YOUR ASSIGNMENT — Without including any picture, write out the entries exactly as they stand.

ENTRIES PROVIDED —
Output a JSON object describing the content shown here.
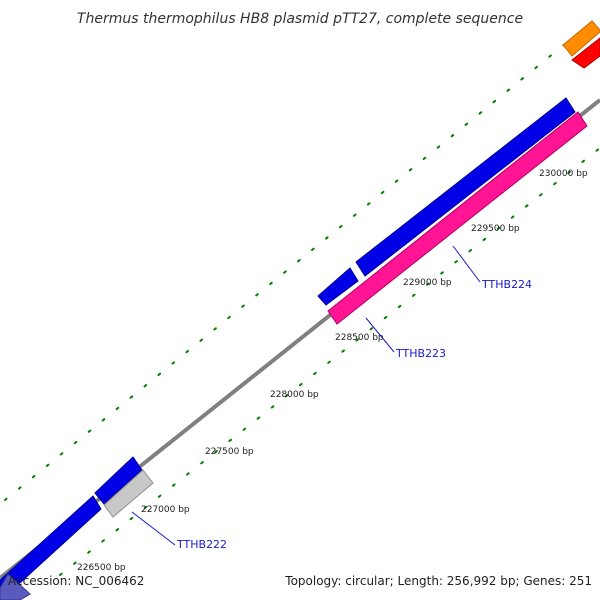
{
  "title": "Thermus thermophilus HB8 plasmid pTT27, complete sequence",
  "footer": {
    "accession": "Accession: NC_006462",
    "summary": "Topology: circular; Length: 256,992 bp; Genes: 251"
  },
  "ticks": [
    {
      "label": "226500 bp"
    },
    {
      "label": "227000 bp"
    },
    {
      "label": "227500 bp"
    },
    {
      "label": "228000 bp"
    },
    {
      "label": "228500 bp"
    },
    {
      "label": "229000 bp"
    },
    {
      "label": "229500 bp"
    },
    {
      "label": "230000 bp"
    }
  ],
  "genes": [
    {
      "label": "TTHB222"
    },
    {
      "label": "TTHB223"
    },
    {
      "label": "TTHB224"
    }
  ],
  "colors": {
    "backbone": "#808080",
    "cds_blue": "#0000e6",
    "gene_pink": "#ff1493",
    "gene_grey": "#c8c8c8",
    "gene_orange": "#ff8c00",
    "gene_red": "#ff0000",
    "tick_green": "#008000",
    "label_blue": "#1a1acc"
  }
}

TASK OUTPUT —
Output a JSON object describing the content shown here.
{
  "title": "Thermus thermophilus HB8 plasmid pTT27, complete sequence",
  "footer": {
    "accession": "Accession: NC_006462",
    "summary": "Topology: circular; Length: 256,992 bp; Genes: 251"
  },
  "ticks": [
    {
      "label": "226500 bp"
    },
    {
      "label": "227000 bp"
    },
    {
      "label": "227500 bp"
    },
    {
      "label": "228000 bp"
    },
    {
      "label": "228500 bp"
    },
    {
      "label": "229000 bp"
    },
    {
      "label": "229500 bp"
    },
    {
      "label": "230000 bp"
    }
  ],
  "genes": [
    {
      "label": "TTHB222"
    },
    {
      "label": "TTHB223"
    },
    {
      "label": "TTHB224"
    }
  ],
  "colors": {
    "backbone": "#808080",
    "cds_blue": "#0000e6",
    "gene_pink": "#ff1493",
    "gene_grey": "#c8c8c8",
    "gene_orange": "#ff8c00",
    "gene_red": "#ff0000",
    "tick_green": "#008000",
    "label_blue": "#1a1acc"
  }
}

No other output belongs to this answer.